▶ [WHAT IS NEEDED]
Please report every line from the material that contains the word "South".

▶ [RECORDS SUPPLIED]

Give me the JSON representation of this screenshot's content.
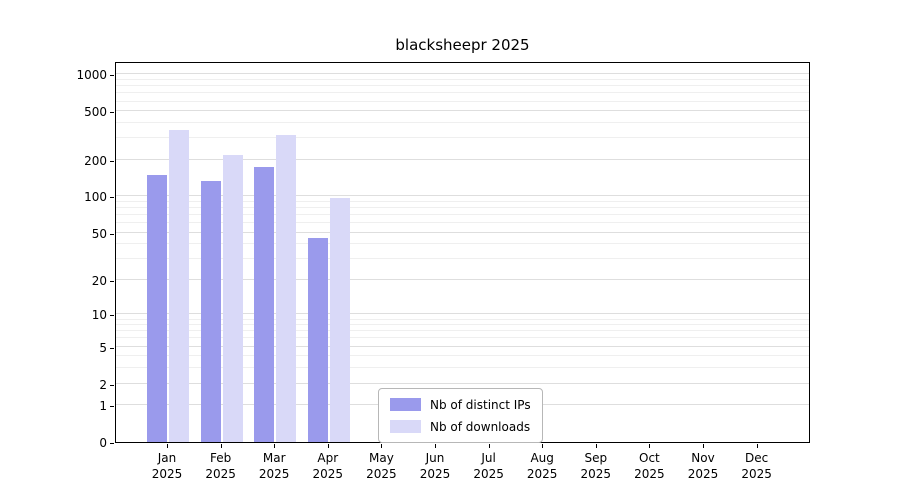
{
  "chart_data": {
    "type": "bar",
    "title": "blacksheepr 2025",
    "categories": [
      "Jan",
      "Feb",
      "Mar",
      "Apr",
      "May",
      "Jun",
      "Jul",
      "Aug",
      "Sep",
      "Oct",
      "Nov",
      "Dec"
    ],
    "category_year": "2025",
    "series": [
      {
        "name": "Nb of distinct IPs",
        "color": "#9a9aec",
        "values": [
          150,
          135,
          175,
          45,
          0,
          0,
          0,
          0,
          0,
          0,
          0,
          0
        ]
      },
      {
        "name": "Nb of downloads",
        "color": "#d9d9f8",
        "values": [
          350,
          220,
          320,
          97,
          0,
          0,
          0,
          0,
          0,
          0,
          0,
          0
        ]
      }
    ],
    "yscale": "log1p",
    "yticks": [
      0,
      1,
      2,
      5,
      10,
      20,
      50,
      100,
      200,
      500,
      1000
    ],
    "yticks_minor": [
      3,
      4,
      6,
      7,
      8,
      9,
      30,
      40,
      60,
      70,
      80,
      90,
      300,
      400,
      600,
      700,
      800,
      900
    ],
    "ylim": [
      0,
      1288
    ],
    "xlabel": "",
    "ylabel": "",
    "grid": true,
    "legend_position": "lower center"
  },
  "style": {
    "grid_major_color": "#dedede",
    "grid_minor_color": "#efefef",
    "axis_color": "#000000",
    "legend_border_color": "#b7b7b7",
    "background": "#ffffff"
  }
}
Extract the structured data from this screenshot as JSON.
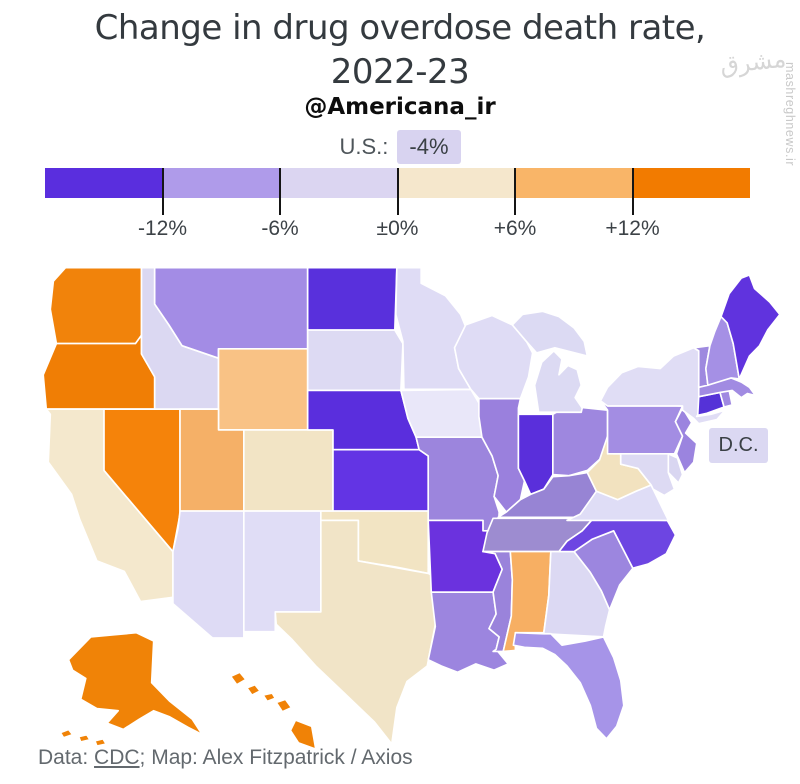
{
  "title": {
    "line1": "Change in drug overdose death rate,",
    "line2": "2022-23"
  },
  "subtitle": "@Americana_ir",
  "us_overall": {
    "label": "U.S.:",
    "value": "-4%",
    "chip_color": "#D8D3F0"
  },
  "legend": {
    "bins": [
      {
        "range": "< -12%",
        "color": "#5A2EDE"
      },
      {
        "range": "-12% to -6%",
        "color": "#AF9BEA"
      },
      {
        "range": "-6% to 0%",
        "color": "#DBD5F1"
      },
      {
        "range": "0% to +6%",
        "color": "#F5E7CC"
      },
      {
        "range": "+6% to +12%",
        "color": "#F9B568"
      },
      {
        "range": "> +12%",
        "color": "#F27B00"
      }
    ],
    "ticks": [
      "-12%",
      "-6%",
      "±0%",
      "+6%",
      "+12%"
    ]
  },
  "map": {
    "dc_label": "D.C.",
    "dc_fill": "#DBD8F2",
    "states": [
      {
        "id": "WA",
        "name": "Washington",
        "bin": "> +12%",
        "color": "#F1830B"
      },
      {
        "id": "OR",
        "name": "Oregon",
        "bin": "> +12%",
        "color": "#F07E05"
      },
      {
        "id": "CA",
        "name": "California",
        "bin": "0% to +6%",
        "color": "#F4E8CD"
      },
      {
        "id": "NV",
        "name": "Nevada",
        "bin": "> +12%",
        "color": "#F5830A"
      },
      {
        "id": "ID",
        "name": "Idaho",
        "bin": "-6% to 0%",
        "color": "#DBD8F2"
      },
      {
        "id": "MT",
        "name": "Montana",
        "bin": "-12% to -6%",
        "color": "#A38CE5"
      },
      {
        "id": "WY",
        "name": "Wyoming",
        "bin": "+6% to +12%",
        "color": "#F9C285"
      },
      {
        "id": "UT",
        "name": "Utah",
        "bin": "+6% to +12%",
        "color": "#F5B067"
      },
      {
        "id": "CO",
        "name": "Colorado",
        "bin": "0% to +6%",
        "color": "#F2E4C5"
      },
      {
        "id": "AZ",
        "name": "Arizona",
        "bin": "-6% to 0%",
        "color": "#DEDBF5"
      },
      {
        "id": "NM",
        "name": "New Mexico",
        "bin": "-6% to 0%",
        "color": "#E0DDF6"
      },
      {
        "id": "ND",
        "name": "North Dakota",
        "bin": "< -12%",
        "color": "#5930DC"
      },
      {
        "id": "SD",
        "name": "South Dakota",
        "bin": "-6% to 0%",
        "color": "#DDDAF3"
      },
      {
        "id": "NE",
        "name": "Nebraska",
        "bin": "< -12%",
        "color": "#5A2EDD"
      },
      {
        "id": "KS",
        "name": "Kansas",
        "bin": "< -12%",
        "color": "#6334E4"
      },
      {
        "id": "OK",
        "name": "Oklahoma",
        "bin": "0% to +6%",
        "color": "#F2E4C3"
      },
      {
        "id": "TX",
        "name": "Texas",
        "bin": "0% to +6%",
        "color": "#F1E4C7"
      },
      {
        "id": "MN",
        "name": "Minnesota",
        "bin": "-6% to 0%",
        "color": "#DFDCF5"
      },
      {
        "id": "IA",
        "name": "Iowa",
        "bin": "-6% to 0%",
        "color": "#E9E7F9"
      },
      {
        "id": "MO",
        "name": "Missouri",
        "bin": "-12% to -6%",
        "color": "#9C85DD"
      },
      {
        "id": "AR",
        "name": "Arkansas",
        "bin": "< -12%",
        "color": "#6B32DE"
      },
      {
        "id": "LA",
        "name": "Louisiana",
        "bin": "-12% to -6%",
        "color": "#9C85DF"
      },
      {
        "id": "WI",
        "name": "Wisconsin",
        "bin": "-6% to 0%",
        "color": "#DFDCF5"
      },
      {
        "id": "IL",
        "name": "Illinois",
        "bin": "-12% to -6%",
        "color": "#9A80DD"
      },
      {
        "id": "MI",
        "name": "Michigan",
        "bin": "-6% to 0%",
        "color": "#DCDAF3"
      },
      {
        "id": "IN",
        "name": "Indiana",
        "bin": "< -12%",
        "color": "#5A2FDB"
      },
      {
        "id": "OH",
        "name": "Ohio",
        "bin": "-12% to -6%",
        "color": "#9E87DF"
      },
      {
        "id": "KY",
        "name": "Kentucky",
        "bin": "-12% to -6%",
        "color": "#9784D4"
      },
      {
        "id": "TN",
        "name": "Tennessee",
        "bin": "-12% to -6%",
        "color": "#9D8CD0"
      },
      {
        "id": "MS",
        "name": "Mississippi",
        "bin": "-12% to -6%",
        "color": "#9A83DB"
      },
      {
        "id": "AL",
        "name": "Alabama",
        "bin": "+6% to +12%",
        "color": "#F7AF63"
      },
      {
        "id": "GA",
        "name": "Georgia",
        "bin": "-6% to 0%",
        "color": "#DCD9F3"
      },
      {
        "id": "SC",
        "name": "South Carolina",
        "bin": "-12% to -6%",
        "color": "#9C86DF"
      },
      {
        "id": "NC",
        "name": "North Carolina",
        "bin": "< -12%",
        "color": "#6D45E2"
      },
      {
        "id": "VA",
        "name": "Virginia",
        "bin": "-6% to 0%",
        "color": "#DFDDF6"
      },
      {
        "id": "WV",
        "name": "West Virginia",
        "bin": "0% to +6%",
        "color": "#F2E2BF"
      },
      {
        "id": "FL",
        "name": "Florida",
        "bin": "-12% to -6%",
        "color": "#A694E8"
      },
      {
        "id": "PA",
        "name": "Pennsylvania",
        "bin": "-12% to -6%",
        "color": "#A38DE3"
      },
      {
        "id": "NJ",
        "name": "New Jersey",
        "bin": "-12% to -6%",
        "color": "#9B84DF"
      },
      {
        "id": "NY",
        "name": "New York",
        "bin": "-6% to 0%",
        "color": "#E0DDF5"
      },
      {
        "id": "CT",
        "name": "Connecticut",
        "bin": "< -12%",
        "color": "#5532D7"
      },
      {
        "id": "RI",
        "name": "Rhode Island",
        "bin": "-12% to -6%",
        "color": "#A089E1"
      },
      {
        "id": "MA",
        "name": "Massachusetts",
        "bin": "-12% to -6%",
        "color": "#A18BE2"
      },
      {
        "id": "VT",
        "name": "Vermont",
        "bin": "-12% to -6%",
        "color": "#9E89DF"
      },
      {
        "id": "NH",
        "name": "New Hampshire",
        "bin": "-12% to -6%",
        "color": "#A590E5"
      },
      {
        "id": "ME",
        "name": "Maine",
        "bin": "< -12%",
        "color": "#6033DE"
      },
      {
        "id": "MD",
        "name": "Maryland",
        "bin": "-6% to 0%",
        "color": "#DDDAF3"
      },
      {
        "id": "DE",
        "name": "Delaware",
        "bin": "-6% to 0%",
        "color": "#D9D6F1"
      },
      {
        "id": "AK",
        "name": "Alaska",
        "bin": "> +12%",
        "color": "#F08307"
      },
      {
        "id": "HI",
        "name": "Hawaii",
        "bin": "> +12%",
        "color": "#F08206"
      }
    ]
  },
  "footer": {
    "prefix": "Data: ",
    "source_link": "CDC",
    "suffix": "; Map: Alex Fitzpatrick / Axios"
  },
  "watermark": {
    "site": "mashreghnews.ir",
    "logo_text": "مشرق"
  },
  "chart_data": {
    "type": "heatmap",
    "subtype": "us-state-choropleth",
    "title": "Change in drug overdose death rate, 2022-23",
    "attribution": "@Americana_ir",
    "us_overall_change": "-4%",
    "unit": "percent change in drug overdose death rate, 2022 to 2023",
    "legend_ticks": [
      "-12%",
      "-6%",
      "±0%",
      "+6%",
      "+12%"
    ],
    "bins": [
      "< -12%",
      "-12% to -6%",
      "-6% to 0%",
      "0% to +6%",
      "+6% to +12%",
      "> +12%"
    ],
    "bin_colors": [
      "#5A2EDE",
      "#AF9BEA",
      "#DBD5F1",
      "#F5E7CC",
      "#F9B568",
      "#F27B00"
    ],
    "state_bins": {
      "< -12%": [
        "North Dakota",
        "Nebraska",
        "Kansas",
        "Indiana",
        "Arkansas",
        "Maine",
        "Connecticut",
        "North Carolina"
      ],
      "-12% to -6%": [
        "Montana",
        "Illinois",
        "Ohio",
        "Missouri",
        "Kentucky",
        "Tennessee",
        "Mississippi",
        "Louisiana",
        "South Carolina",
        "Florida",
        "Pennsylvania",
        "New Jersey",
        "Vermont",
        "New Hampshire",
        "Massachusetts",
        "Rhode Island"
      ],
      "-6% to 0%": [
        "Idaho",
        "South Dakota",
        "Minnesota",
        "Wisconsin",
        "Michigan",
        "Iowa",
        "New York",
        "Virginia",
        "Maryland",
        "Delaware",
        "Georgia",
        "Arizona",
        "New Mexico",
        "District of Columbia"
      ],
      "0% to +6%": [
        "California",
        "Colorado",
        "Oklahoma",
        "Texas",
        "West Virginia"
      ],
      "+6% to +12%": [
        "Wyoming",
        "Utah",
        "Alabama"
      ],
      "> +12%": [
        "Washington",
        "Oregon",
        "Nevada",
        "Alaska",
        "Hawaii"
      ]
    },
    "source": "Data: CDC; Map: Alex Fitzpatrick / Axios"
  }
}
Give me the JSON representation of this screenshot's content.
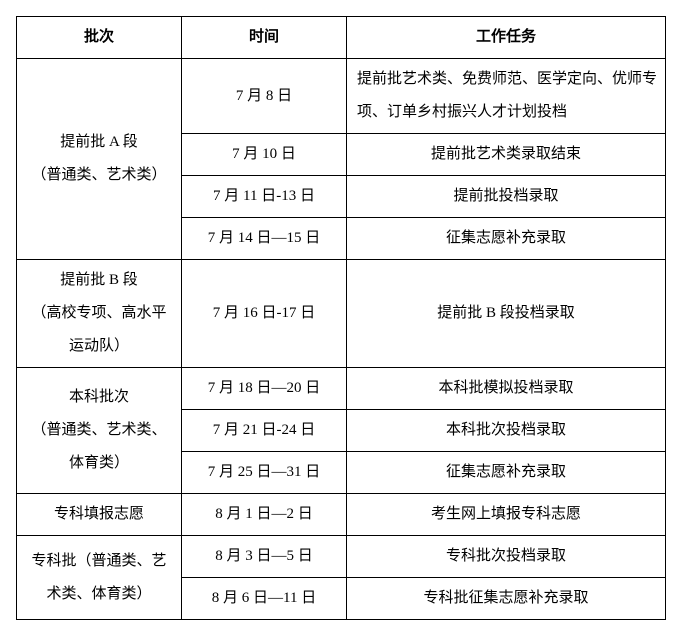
{
  "headers": {
    "batch": "批次",
    "time": "时间",
    "task": "工作任务"
  },
  "groups": [
    {
      "batch": "提前批 A 段\n（普通类、艺术类）",
      "rows": [
        {
          "time": "7 月 8 日",
          "task": "提前批艺术类、免费师范、医学定向、优师专项、订单乡村振兴人才计划投档",
          "multiline": true
        },
        {
          "time": "7 月 10 日",
          "task": "提前批艺术类录取结束"
        },
        {
          "time": "7 月 11 日-13 日",
          "task": "提前批投档录取"
        },
        {
          "time": "7 月 14 日—15 日",
          "task": "征集志愿补充录取"
        }
      ]
    },
    {
      "batch": "提前批 B 段\n（高校专项、高水平\n运动队）",
      "rows": [
        {
          "time": "7 月 16 日-17 日",
          "task": "提前批 B 段投档录取"
        }
      ]
    },
    {
      "batch": "本科批次\n（普通类、艺术类、\n体育类）",
      "rows": [
        {
          "time": "7 月 18 日—20 日",
          "task": "本科批模拟投档录取"
        },
        {
          "time": "7 月 21 日-24 日",
          "task": "本科批次投档录取"
        },
        {
          "time": "7 月 25 日—31 日",
          "task": "征集志愿补充录取"
        }
      ]
    },
    {
      "batch": "专科填报志愿",
      "rows": [
        {
          "time": "8 月 1 日—2 日",
          "task": "考生网上填报专科志愿"
        }
      ]
    },
    {
      "batch": "专科批（普通类、艺\n术类、体育类）",
      "rows": [
        {
          "time": "8 月 3 日—5 日",
          "task": "专科批次投档录取"
        },
        {
          "time": "8 月 6 日—11 日",
          "task": "专科批征集志愿补充录取"
        }
      ]
    }
  ]
}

▶ [CORRECT ANSWER]
        "name": "South Dakota",
        "name": "South Carolina",
        "South Carolina",
        "South Dakota",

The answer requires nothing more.